## Stated problem:
Your task is to filter the data below down to the lines holding "Abuaskar".

## Task material:
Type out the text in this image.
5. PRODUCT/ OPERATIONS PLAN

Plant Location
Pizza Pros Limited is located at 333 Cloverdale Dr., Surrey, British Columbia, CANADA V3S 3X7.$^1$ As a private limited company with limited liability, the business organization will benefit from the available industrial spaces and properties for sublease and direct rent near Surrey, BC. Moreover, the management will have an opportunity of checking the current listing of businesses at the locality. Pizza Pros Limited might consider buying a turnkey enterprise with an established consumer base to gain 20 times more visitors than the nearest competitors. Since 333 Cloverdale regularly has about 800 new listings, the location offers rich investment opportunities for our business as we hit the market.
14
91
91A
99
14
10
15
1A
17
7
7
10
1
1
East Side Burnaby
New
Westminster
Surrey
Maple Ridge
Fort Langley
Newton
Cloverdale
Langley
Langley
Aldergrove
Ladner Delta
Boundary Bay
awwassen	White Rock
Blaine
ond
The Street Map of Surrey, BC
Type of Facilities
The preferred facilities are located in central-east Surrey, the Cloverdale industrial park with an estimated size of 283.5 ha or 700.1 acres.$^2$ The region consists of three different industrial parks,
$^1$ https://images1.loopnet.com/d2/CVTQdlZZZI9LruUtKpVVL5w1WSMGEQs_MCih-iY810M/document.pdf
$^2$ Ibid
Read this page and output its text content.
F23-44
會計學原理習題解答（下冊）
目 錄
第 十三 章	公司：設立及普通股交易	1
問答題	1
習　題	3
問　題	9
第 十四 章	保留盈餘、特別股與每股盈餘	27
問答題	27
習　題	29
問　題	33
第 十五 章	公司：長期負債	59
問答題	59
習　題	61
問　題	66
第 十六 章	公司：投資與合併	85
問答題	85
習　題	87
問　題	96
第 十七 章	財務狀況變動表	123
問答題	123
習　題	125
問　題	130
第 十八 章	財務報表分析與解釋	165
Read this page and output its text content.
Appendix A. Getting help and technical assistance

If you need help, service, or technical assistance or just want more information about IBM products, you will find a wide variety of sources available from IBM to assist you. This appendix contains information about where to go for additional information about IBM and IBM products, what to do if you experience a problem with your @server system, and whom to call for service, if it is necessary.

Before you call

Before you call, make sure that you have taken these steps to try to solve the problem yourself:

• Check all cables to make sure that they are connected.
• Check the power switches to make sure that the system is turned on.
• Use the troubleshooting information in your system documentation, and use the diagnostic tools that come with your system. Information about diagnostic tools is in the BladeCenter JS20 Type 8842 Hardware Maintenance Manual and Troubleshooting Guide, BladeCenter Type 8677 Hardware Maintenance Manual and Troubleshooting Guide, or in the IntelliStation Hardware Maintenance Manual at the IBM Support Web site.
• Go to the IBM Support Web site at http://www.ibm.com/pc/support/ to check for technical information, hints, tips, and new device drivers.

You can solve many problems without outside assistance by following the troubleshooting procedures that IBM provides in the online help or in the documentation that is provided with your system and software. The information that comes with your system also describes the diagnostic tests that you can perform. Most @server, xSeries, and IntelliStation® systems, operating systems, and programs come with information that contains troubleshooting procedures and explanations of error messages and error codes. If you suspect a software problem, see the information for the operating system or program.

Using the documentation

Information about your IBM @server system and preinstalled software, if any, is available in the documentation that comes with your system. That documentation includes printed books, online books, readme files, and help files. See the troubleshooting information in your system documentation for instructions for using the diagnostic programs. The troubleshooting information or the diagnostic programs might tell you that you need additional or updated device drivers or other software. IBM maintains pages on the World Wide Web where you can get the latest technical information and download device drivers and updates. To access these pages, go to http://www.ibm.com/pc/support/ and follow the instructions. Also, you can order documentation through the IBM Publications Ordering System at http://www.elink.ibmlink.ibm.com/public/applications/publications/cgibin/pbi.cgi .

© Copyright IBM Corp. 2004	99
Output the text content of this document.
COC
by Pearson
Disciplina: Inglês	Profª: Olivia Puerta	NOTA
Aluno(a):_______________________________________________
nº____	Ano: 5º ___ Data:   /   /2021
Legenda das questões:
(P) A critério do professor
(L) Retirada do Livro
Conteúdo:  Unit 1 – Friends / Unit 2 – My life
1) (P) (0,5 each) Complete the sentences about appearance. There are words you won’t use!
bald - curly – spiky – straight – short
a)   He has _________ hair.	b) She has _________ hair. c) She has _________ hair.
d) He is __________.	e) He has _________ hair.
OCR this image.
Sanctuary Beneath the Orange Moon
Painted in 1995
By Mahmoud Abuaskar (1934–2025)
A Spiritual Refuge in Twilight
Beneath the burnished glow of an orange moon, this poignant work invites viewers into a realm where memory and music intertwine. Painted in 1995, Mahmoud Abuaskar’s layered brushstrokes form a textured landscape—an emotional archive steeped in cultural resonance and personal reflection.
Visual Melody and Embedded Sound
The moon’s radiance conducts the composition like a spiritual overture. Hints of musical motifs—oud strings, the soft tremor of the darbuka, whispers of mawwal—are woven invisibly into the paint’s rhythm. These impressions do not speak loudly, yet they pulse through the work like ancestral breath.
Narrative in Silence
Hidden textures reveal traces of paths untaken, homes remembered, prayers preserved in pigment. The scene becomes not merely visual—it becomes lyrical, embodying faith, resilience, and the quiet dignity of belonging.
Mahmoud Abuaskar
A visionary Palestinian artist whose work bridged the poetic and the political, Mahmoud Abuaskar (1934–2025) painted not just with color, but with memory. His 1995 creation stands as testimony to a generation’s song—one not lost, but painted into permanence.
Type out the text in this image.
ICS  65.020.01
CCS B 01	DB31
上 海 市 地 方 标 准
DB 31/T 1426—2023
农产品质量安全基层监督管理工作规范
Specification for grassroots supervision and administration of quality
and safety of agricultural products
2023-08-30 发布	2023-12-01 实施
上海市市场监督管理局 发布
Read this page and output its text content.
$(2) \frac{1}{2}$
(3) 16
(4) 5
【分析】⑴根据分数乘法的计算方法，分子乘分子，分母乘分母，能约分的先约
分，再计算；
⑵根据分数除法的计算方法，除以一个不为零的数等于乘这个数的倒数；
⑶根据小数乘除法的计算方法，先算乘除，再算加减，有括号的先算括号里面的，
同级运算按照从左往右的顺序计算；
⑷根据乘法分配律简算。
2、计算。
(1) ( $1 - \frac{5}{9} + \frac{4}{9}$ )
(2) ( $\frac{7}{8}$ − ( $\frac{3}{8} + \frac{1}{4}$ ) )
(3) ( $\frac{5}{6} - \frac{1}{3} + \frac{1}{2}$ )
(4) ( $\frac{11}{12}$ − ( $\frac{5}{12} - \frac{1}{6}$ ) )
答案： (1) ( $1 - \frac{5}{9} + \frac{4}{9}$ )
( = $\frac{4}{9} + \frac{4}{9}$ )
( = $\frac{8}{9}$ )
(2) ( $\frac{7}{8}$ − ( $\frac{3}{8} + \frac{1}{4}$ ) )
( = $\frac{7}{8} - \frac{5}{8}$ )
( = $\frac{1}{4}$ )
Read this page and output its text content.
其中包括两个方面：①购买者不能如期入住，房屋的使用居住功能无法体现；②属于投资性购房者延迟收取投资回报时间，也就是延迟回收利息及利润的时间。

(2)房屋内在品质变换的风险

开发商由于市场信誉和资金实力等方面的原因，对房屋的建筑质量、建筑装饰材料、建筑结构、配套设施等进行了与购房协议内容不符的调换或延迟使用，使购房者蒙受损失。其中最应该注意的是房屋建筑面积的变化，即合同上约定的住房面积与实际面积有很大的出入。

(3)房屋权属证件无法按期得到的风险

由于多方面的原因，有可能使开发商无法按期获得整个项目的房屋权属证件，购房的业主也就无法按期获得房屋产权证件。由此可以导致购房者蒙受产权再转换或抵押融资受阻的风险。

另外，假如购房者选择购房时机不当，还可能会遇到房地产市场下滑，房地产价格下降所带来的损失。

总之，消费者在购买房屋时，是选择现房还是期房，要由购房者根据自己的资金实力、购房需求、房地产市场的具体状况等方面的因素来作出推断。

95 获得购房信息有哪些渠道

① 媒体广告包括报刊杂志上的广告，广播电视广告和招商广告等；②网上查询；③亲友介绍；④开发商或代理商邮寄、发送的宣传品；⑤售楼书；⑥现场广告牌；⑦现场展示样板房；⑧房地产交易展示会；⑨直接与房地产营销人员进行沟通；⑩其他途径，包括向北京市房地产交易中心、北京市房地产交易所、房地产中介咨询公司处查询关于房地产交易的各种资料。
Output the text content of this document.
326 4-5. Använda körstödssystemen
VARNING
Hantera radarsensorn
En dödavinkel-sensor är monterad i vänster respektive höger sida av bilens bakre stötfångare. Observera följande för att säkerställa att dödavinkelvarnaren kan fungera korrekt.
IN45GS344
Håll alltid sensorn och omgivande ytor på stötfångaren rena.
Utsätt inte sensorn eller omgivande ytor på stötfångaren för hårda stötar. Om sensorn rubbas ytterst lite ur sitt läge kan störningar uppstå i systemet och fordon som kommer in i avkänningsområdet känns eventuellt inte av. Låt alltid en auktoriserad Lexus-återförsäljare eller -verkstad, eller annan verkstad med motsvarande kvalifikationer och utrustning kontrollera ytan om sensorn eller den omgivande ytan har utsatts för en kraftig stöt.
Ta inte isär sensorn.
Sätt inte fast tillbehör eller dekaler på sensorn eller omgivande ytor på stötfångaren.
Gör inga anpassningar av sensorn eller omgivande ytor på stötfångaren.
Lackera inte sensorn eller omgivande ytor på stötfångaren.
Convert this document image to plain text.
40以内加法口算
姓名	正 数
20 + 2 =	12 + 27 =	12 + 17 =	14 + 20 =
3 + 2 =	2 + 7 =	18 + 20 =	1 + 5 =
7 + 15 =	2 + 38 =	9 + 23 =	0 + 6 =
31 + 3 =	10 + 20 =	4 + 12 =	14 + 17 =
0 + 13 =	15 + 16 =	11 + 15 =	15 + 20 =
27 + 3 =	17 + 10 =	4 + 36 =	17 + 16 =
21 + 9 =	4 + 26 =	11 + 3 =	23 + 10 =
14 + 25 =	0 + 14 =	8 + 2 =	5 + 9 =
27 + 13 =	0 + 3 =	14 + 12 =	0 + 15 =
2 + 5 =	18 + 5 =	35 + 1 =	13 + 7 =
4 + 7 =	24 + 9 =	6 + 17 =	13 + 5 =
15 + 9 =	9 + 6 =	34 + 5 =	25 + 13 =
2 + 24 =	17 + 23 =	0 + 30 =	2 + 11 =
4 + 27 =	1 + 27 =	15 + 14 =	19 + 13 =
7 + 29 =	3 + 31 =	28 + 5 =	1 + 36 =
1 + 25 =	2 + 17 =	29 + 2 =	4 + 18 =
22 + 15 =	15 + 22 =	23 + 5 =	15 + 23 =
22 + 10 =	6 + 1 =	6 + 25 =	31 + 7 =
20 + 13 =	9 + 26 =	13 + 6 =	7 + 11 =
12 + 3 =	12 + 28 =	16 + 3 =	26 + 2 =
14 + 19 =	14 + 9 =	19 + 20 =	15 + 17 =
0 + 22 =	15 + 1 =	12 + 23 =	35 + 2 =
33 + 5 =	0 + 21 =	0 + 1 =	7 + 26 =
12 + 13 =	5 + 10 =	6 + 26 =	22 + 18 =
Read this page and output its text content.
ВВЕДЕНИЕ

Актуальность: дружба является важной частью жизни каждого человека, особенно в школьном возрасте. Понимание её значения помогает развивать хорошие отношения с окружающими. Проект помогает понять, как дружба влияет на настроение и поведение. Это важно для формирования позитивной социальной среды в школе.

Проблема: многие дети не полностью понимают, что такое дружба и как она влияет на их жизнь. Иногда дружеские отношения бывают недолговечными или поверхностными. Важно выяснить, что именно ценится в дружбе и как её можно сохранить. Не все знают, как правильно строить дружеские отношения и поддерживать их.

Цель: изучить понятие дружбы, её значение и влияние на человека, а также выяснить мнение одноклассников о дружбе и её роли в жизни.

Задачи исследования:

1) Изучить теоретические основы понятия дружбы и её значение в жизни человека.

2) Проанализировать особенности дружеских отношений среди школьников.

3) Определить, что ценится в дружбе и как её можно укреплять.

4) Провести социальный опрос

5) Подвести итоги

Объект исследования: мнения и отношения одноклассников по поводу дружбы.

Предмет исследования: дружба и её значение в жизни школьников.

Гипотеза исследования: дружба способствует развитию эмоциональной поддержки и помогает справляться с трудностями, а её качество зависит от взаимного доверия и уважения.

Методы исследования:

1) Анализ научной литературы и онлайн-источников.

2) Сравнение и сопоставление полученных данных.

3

## Task output:
By Mahmoud Abuaskar (1934–2025)
Beneath the burnished glow of an orange moon, this poignant work invites viewers into a realm where memory and music intertwine. Painted in 1995, Mahmoud Abuaskar’s layered brushstrokes form a textured landscape—an emotional archive steeped in cultural resonance and personal reflection.
Mahmoud Abuaskar
A visionary Palestinian artist whose work bridged the poetic and the political, Mahmoud Abuaskar (1934–2025) painted not just with color, but with memory. His 1995 creation stands as testimony to a generation’s song—one not lost, but painted into permanence.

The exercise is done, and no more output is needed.